### Problem
In full and without error, repeat the entries below.

---------- Extracted information ----------

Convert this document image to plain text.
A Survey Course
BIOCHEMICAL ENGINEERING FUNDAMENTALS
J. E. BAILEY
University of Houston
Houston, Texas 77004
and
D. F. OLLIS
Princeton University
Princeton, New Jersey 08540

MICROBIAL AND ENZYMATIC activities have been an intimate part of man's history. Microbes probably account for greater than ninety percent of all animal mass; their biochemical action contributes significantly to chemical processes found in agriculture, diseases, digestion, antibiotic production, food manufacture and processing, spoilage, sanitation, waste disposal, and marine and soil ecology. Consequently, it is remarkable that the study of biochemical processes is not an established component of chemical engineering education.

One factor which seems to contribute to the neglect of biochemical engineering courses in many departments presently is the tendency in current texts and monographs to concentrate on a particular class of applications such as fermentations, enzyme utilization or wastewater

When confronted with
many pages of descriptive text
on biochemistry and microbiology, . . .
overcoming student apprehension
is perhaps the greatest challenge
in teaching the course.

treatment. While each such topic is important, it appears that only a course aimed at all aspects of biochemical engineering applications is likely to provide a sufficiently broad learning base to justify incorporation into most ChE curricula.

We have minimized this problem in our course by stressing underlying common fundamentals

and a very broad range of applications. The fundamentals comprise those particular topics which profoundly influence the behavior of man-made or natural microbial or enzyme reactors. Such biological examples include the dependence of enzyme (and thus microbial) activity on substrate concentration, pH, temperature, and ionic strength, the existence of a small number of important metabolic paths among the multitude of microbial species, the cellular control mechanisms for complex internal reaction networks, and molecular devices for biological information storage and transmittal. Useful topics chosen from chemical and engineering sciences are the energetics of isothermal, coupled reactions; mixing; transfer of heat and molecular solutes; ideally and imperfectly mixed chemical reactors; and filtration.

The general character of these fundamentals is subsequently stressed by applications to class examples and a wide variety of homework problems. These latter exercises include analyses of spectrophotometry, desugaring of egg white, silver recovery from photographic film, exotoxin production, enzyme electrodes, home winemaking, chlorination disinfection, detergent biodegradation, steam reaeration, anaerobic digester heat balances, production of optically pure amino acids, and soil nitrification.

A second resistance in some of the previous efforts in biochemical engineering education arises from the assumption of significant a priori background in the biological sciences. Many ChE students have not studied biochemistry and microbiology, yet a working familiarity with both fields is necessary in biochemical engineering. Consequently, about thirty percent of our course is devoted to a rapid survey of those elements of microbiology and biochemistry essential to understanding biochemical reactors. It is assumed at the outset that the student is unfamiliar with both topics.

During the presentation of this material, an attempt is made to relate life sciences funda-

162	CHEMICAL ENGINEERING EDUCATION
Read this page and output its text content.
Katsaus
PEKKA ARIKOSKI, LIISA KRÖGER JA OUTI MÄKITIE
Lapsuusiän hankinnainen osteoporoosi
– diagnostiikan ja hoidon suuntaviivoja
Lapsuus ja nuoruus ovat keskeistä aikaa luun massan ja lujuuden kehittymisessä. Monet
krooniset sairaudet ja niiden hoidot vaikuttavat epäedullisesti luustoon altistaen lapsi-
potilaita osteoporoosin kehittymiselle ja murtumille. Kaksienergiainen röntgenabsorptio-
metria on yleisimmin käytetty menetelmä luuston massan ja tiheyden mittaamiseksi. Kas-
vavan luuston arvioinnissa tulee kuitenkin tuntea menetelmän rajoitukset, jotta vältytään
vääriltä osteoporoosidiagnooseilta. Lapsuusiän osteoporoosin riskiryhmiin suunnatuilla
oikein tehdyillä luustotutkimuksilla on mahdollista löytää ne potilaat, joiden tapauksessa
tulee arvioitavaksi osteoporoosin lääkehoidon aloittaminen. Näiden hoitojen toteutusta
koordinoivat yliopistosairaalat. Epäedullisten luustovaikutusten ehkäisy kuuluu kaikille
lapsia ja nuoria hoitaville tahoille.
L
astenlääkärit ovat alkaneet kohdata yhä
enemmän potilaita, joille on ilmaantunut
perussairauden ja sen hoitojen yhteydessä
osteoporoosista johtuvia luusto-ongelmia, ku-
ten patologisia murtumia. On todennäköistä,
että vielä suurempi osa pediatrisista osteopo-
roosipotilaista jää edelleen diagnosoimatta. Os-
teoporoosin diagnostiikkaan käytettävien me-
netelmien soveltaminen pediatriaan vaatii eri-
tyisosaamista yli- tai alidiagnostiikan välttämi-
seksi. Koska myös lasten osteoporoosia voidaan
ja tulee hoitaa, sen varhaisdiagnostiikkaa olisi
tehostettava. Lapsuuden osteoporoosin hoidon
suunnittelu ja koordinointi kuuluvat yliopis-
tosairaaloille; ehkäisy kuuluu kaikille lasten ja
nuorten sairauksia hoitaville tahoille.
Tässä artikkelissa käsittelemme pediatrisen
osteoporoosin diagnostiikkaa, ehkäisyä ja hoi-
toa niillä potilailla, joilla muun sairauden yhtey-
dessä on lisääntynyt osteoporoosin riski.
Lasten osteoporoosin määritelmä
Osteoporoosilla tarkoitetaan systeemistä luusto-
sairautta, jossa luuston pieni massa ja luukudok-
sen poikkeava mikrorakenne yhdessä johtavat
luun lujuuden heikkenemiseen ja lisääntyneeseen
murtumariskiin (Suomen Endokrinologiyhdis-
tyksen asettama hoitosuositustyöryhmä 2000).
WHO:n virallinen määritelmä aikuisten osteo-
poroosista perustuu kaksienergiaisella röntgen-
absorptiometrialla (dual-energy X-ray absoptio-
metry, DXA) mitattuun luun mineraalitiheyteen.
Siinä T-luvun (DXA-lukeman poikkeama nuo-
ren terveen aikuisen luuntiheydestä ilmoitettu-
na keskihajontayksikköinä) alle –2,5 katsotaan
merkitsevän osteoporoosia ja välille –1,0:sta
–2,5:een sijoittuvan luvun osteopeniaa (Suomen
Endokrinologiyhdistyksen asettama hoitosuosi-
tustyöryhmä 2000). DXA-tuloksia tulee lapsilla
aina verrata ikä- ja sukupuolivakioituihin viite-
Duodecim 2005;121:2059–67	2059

----------

### Response to this exercise
Convert this document image to plain text.
A Survey Course
BIOCHEMICAL ENGINEERING FUNDAMENTALS
J. E. BAILEY
University of Houston
Houston, Texas 77004
and
D. F. OLLIS
Princeton University
Princeton, New Jersey 08540

MICROBIAL AND ENZYMATIC activities have been an intimate part of man's history. Microbes probably account for greater than ninety percent of all animal mass; their biochemical action contributes significantly to chemical processes found in agriculture, diseases, digestion, antibiotic production, food manufacture and processing, spoilage, sanitation, waste disposal, and marine and soil ecology. Consequently, it is remarkable that the study of biochemical processes is not an established component of chemical engineering education.

One factor which seems to contribute to the neglect of biochemical engineering courses in many departments presently is the tendency in current texts and monographs to concentrate on a particular class of applications such as fermentations, enzyme utilization or wastewater

When confronted with
many pages of descriptive text
on biochemistry and microbiology, . . .
overcoming student apprehension
is perhaps the greatest challenge
in teaching the course.

treatment. While each such topic is important, it appears that only a course aimed at all aspects of biochemical engineering applications is likely to provide a sufficiently broad learning base to justify incorporation into most ChE curricula.

We have minimized this problem in our course by stressing underlying common fundamentals

and a very broad range of applications. The fundamentals comprise those particular topics which profoundly influence the behavior of man-made or natural microbial or enzyme reactors. Such biological examples include the dependence of enzyme (and thus microbial) activity on substrate concentration, pH, temperature, and ionic strength, the existence of a small number of important metabolic paths among the multitude of microbial species, the cellular control mechanisms for complex internal reaction networks, and molecular devices for biological information storage and transmittal. Useful topics chosen from chemical and engineering sciences are the energetics of isothermal, coupled reactions; mixing; transfer of heat and molecular solutes; ideally and imperfectly mixed chemical reactors; and filtration.

The general character of these fundamentals is subsequently stressed by applications to class examples and a wide variety of homework problems. These latter exercises include analyses of spectrophotometry, desugaring of egg white, silver recovery from photographic film, exotoxin production, enzyme electrodes, home winemaking, chlorination disinfection, detergent biodegradation, steam reaeration, anaerobic digester heat balances, production of optically pure amino acids, and soil nitrification.

A second resistance in some of the previous efforts in biochemical engineering education arises from the assumption of significant a priori background in the biological sciences. Many ChE students have not studied biochemistry and microbiology, yet a working familiarity with both fields is necessary in biochemical engineering. Consequently, about thirty percent of our course is devoted to a rapid survey of those elements of microbiology and biochemistry essential to understanding biochemical reactors. It is assumed at the outset that the student is unfamiliar with both topics.

During the presentation of this material, an attempt is made to relate life sciences funda-

162	CHEMICAL ENGINEERING EDUCATION
Read this page and output its text content.
Katsaus
PEKKA ARIKOSKI, LIISA KRÖGER JA OUTI MÄKITIE
Lapsuusiän hankinnainen osteoporoosi
– diagnostiikan ja hoidon suuntaviivoja
Lapsuus ja nuoruus ovat keskeistä aikaa luun massan ja lujuuden kehittymisessä. Monet
krooniset sairaudet ja niiden hoidot vaikuttavat epäedullisesti luustoon altistaen lapsi-
potilaita osteoporoosin kehittymiselle ja murtumille. Kaksienergiainen röntgenabsorptio-
metria on yleisimmin käytetty menetelmä luuston massan ja tiheyden mittaamiseksi. Kas-
vavan luuston arvioinnissa tulee kuitenkin tuntea menetelmän rajoitukset, jotta vältytään
vääriltä osteoporoosidiagnooseilta. Lapsuusiän osteoporoosin riskiryhmiin suunnatuilla
oikein tehdyillä luustotutkimuksilla on mahdollista löytää ne potilaat, joiden tapauksessa
tulee arvioitavaksi osteoporoosin lääkehoidon aloittaminen. Näiden hoitojen toteutusta
koordinoivat yliopistosairaalat. Epäedullisten luustovaikutusten ehkäisy kuuluu kaikille
lapsia ja nuoria hoitaville tahoille.
L
astenlääkärit ovat alkaneet kohdata yhä
enemmän potilaita, joille on ilmaantunut
perussairauden ja sen hoitojen yhteydessä
osteoporoosista johtuvia luusto-ongelmia, ku-
ten patologisia murtumia. On todennäköistä,
että vielä suurempi osa pediatrisista osteopo-
roosipotilaista jää edelleen diagnosoimatta. Os-
teoporoosin diagnostiikkaan käytettävien me-
netelmien soveltaminen pediatriaan vaatii eri-
tyisosaamista yli- tai alidiagnostiikan välttämi-
seksi. Koska myös lasten osteoporoosia voidaan
ja tulee hoitaa, sen varhaisdiagnostiikkaa olisi
tehostettava. Lapsuuden osteoporoosin hoidon
suunnittelu ja koordinointi kuuluvat yliopis-
tosairaaloille; ehkäisy kuuluu kaikille lasten ja
nuorten sairauksia hoitaville tahoille.
Tässä artikkelissa käsittelemme pediatrisen
osteoporoosin diagnostiikkaa, ehkäisyä ja hoi-
toa niillä potilailla, joilla muun sairauden yhtey-
dessä on lisääntynyt osteoporoosin riski.
Lasten osteoporoosin määritelmä
Osteoporoosilla tarkoitetaan systeemistä luusto-
sairautta, jossa luuston pieni massa ja luukudok-
sen poikkeava mikrorakenne yhdessä johtavat
luun lujuuden heikkenemiseen ja lisääntyneeseen
murtumariskiin (Suomen Endokrinologiyhdis-
tyksen asettama hoitosuositustyöryhmä 2000).
WHO:n virallinen määritelmä aikuisten osteo-
poroosista perustuu kaksienergiaisella röntgen-
absorptiometrialla (dual-energy X-ray absoptio-
metry, DXA) mitattuun luun mineraalitiheyteen.
Siinä T-luvun (DXA-lukeman poikkeama nuo-
ren terveen aikuisen luuntiheydestä ilmoitettu-
na keskihajontayksikköinä) alle –2,5 katsotaan
merkitsevän osteoporoosia ja välille –1,0:sta
–2,5:een sijoittuvan luvun osteopeniaa (Suomen
Endokrinologiyhdistyksen asettama hoitosuosi-
tustyöryhmä 2000). DXA-tuloksia tulee lapsilla
aina verrata ikä- ja sukupuolivakioituihin viite-
Duodecim 2005;121:2059–67	2059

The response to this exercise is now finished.